WHAT IS REQUIRED ▸ Copy each line of the material below that includes the string "text".

PROVIDED MATERIAL ▸
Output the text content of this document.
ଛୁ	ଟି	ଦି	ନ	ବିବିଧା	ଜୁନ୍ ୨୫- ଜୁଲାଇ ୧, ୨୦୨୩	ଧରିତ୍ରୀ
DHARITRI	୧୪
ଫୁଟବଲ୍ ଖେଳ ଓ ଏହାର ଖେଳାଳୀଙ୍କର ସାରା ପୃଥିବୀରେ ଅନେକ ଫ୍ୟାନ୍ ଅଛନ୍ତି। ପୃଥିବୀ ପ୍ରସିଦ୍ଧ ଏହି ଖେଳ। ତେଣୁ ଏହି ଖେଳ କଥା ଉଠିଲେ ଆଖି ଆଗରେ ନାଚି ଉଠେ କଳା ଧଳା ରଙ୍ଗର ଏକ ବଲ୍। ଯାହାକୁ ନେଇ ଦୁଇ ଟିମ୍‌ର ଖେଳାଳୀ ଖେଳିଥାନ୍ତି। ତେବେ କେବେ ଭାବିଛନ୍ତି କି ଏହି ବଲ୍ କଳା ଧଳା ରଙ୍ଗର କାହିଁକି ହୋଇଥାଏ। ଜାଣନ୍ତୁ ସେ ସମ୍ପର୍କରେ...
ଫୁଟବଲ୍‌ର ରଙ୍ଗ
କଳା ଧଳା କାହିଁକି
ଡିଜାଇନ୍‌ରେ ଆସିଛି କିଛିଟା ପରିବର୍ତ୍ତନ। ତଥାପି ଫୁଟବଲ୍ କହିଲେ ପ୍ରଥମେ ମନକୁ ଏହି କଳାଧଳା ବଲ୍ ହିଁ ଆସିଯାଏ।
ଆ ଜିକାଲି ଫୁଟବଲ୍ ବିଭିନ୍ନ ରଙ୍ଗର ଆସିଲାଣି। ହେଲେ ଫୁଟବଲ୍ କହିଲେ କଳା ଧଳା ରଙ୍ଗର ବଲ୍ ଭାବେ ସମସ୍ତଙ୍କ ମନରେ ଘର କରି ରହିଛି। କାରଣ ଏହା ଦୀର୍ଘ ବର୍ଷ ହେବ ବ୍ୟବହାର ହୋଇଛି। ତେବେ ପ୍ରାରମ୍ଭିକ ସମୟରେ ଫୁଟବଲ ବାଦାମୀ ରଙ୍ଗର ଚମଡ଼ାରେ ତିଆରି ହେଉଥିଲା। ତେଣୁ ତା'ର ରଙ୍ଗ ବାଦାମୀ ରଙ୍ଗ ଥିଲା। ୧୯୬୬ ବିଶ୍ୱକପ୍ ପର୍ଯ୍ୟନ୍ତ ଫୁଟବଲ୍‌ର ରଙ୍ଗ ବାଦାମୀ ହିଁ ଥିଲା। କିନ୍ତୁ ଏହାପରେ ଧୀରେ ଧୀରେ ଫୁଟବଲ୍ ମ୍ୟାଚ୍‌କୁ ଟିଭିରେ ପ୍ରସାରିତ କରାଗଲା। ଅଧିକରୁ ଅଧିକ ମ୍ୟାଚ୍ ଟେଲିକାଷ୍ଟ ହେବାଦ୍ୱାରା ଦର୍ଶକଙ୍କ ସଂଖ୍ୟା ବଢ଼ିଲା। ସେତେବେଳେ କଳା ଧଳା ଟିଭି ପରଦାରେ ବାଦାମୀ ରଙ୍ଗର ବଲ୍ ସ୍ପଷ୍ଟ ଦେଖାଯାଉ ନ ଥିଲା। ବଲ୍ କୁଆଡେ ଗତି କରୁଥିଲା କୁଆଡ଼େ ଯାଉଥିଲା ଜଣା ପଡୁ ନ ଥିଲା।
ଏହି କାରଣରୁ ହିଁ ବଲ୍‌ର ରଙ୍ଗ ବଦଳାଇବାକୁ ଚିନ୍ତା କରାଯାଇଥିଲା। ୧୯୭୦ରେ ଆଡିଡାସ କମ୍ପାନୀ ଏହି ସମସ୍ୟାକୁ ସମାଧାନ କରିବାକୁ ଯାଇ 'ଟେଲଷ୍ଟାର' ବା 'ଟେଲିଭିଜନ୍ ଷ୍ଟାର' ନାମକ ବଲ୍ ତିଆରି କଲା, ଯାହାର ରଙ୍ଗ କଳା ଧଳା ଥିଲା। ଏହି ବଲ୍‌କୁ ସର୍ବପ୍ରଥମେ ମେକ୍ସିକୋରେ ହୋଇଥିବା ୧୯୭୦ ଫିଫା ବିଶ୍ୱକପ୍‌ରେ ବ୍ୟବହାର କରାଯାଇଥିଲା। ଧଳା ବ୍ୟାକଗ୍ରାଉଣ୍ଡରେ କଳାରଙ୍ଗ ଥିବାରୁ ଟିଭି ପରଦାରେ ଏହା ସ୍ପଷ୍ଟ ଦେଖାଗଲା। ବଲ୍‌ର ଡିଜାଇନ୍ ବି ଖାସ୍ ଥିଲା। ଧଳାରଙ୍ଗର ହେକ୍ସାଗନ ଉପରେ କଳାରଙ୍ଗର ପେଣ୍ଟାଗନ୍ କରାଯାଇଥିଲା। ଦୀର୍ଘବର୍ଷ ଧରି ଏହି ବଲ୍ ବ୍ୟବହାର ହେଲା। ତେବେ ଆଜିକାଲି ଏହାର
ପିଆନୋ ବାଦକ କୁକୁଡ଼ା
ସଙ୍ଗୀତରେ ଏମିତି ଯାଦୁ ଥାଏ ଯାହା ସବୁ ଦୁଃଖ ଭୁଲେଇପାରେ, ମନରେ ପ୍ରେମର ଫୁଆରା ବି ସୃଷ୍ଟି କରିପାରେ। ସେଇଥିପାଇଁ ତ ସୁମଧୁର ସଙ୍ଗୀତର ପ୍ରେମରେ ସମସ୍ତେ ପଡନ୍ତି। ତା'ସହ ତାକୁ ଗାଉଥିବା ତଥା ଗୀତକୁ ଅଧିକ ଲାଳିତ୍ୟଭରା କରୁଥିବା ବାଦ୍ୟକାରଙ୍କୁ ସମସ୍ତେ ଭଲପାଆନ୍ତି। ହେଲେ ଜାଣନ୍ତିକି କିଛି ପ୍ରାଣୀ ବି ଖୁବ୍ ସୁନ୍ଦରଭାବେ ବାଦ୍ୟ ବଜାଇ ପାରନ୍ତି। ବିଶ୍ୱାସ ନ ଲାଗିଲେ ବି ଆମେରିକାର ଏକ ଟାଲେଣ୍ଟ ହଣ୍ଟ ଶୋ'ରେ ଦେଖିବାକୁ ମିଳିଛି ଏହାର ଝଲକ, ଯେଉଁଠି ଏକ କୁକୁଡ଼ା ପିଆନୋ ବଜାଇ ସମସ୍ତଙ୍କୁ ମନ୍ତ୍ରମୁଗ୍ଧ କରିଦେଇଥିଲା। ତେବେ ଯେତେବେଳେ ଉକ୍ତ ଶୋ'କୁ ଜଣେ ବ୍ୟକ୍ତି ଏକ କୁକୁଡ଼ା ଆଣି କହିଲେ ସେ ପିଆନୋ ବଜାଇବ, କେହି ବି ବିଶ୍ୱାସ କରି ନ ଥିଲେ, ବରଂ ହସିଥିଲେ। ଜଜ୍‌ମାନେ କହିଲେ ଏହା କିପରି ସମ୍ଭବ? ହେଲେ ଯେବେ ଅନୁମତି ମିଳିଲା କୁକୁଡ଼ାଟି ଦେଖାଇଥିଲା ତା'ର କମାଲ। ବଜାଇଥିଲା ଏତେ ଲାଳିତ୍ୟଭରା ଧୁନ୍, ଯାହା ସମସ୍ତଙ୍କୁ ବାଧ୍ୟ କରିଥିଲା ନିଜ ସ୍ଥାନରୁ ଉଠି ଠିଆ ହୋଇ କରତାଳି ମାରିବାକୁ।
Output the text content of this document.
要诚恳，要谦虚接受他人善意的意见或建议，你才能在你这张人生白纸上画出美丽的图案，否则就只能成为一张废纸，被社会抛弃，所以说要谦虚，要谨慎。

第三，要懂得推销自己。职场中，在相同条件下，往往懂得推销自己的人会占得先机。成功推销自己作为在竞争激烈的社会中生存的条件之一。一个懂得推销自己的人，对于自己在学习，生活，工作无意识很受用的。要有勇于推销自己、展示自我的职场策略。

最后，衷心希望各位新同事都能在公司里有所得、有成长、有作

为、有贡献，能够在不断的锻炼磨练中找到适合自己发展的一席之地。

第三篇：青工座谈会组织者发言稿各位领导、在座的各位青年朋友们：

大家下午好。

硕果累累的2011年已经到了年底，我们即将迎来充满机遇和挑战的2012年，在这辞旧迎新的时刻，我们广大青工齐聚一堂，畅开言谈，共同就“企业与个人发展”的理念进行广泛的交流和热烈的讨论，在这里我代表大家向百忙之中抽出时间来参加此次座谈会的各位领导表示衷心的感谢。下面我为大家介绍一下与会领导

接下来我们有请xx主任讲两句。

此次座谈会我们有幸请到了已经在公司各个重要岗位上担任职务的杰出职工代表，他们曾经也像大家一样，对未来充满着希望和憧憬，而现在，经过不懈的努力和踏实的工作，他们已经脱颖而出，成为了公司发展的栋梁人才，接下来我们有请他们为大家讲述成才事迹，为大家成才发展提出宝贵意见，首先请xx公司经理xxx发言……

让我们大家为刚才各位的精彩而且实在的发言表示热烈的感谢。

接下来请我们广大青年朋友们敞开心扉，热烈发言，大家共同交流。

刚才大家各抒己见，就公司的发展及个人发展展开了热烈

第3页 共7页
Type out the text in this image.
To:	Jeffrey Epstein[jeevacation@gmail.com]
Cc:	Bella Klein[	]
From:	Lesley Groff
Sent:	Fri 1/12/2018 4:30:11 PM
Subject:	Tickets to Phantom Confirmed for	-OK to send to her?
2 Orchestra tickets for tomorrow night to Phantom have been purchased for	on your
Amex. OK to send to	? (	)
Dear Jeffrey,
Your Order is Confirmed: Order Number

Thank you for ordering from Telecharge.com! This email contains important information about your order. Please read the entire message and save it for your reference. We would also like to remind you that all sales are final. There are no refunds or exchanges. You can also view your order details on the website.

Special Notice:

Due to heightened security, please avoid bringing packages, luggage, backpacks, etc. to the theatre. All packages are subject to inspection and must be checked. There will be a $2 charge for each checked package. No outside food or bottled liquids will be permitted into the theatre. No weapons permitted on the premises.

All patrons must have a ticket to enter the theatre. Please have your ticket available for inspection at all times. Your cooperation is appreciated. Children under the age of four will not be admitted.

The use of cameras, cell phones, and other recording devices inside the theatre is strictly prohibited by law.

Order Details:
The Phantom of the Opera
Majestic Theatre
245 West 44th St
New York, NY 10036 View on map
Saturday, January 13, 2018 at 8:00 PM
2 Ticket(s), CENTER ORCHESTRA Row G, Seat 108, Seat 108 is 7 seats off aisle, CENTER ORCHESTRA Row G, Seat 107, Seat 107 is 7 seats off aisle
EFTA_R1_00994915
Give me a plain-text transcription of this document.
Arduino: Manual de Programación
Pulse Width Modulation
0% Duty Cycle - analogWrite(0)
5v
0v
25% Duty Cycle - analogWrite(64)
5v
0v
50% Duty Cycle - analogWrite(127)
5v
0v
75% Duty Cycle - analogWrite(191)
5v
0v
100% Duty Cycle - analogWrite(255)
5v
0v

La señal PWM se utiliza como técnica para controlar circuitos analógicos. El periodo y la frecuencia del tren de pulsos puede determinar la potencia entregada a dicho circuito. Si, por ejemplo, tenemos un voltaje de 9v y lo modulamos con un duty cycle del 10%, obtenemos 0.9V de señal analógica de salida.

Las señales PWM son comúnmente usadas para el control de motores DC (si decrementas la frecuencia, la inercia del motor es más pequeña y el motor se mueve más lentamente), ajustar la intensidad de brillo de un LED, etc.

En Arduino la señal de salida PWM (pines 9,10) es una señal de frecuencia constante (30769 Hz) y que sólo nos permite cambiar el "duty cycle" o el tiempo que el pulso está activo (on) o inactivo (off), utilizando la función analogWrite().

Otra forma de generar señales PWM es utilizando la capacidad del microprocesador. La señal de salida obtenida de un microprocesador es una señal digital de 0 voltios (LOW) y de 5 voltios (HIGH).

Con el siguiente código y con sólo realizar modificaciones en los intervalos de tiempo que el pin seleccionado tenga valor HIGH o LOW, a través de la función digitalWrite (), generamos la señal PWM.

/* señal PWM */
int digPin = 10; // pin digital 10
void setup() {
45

CORRECT RESPONSE ▸
Output the text content of this document.
Output the text content of this document.
Type out the text in this image.
Give me a plain-text transcription of this document.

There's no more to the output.